*Requirement:*
Output all of the entries exactly as written.

Begin

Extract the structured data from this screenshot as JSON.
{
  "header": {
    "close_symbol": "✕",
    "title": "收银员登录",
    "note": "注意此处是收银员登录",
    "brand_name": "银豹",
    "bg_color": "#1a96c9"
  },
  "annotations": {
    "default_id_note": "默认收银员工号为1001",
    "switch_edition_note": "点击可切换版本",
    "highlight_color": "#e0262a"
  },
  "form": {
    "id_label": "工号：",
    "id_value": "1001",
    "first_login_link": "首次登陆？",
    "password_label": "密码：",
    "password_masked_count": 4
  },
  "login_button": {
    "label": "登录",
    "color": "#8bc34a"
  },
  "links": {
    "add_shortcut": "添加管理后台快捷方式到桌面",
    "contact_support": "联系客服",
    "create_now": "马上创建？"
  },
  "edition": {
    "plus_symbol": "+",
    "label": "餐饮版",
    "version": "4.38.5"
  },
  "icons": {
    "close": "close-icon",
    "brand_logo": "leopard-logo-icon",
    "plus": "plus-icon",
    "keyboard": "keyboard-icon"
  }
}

End

*Reply:*
Extract the structured data from this screenshot as JSON.
{
  "header": {
    "close_symbol": "✕",
    "title": "收银员登录",
    "note": "注意此处是收银员登录",
    "brand_name": "银豹",
    "bg_color": "#1a96c9"
  },
  "annotations": {
    "default_id_note": "默认收银员工号为1001",
    "switch_edition_note": "点击可切换版本",
    "highlight_color": "#e0262a"
  },
  "form": {
    "id_label": "工号：",
    "id_value": "1001",
    "first_login_link": "首次登陆？",
    "password_label": "密码：",
    "password_masked_count": 4
  },
  "login_button": {
    "label": "登录",
    "color": "#8bc34a"
  },
  "links": {
    "add_shortcut": "添加管理后台快捷方式到桌面",
    "contact_support": "联系客服",
    "create_now": "马上创建？"
  },
  "edition": {
    "plus_symbol": "+",
    "label": "餐饮版",
    "version": "4.38.5"
  },
  "icons": {
    "close": "close-icon",
    "brand_logo": "leopard-logo-icon",
    "plus": "plus-icon",
    "keyboard": "keyboard-icon"
  }
}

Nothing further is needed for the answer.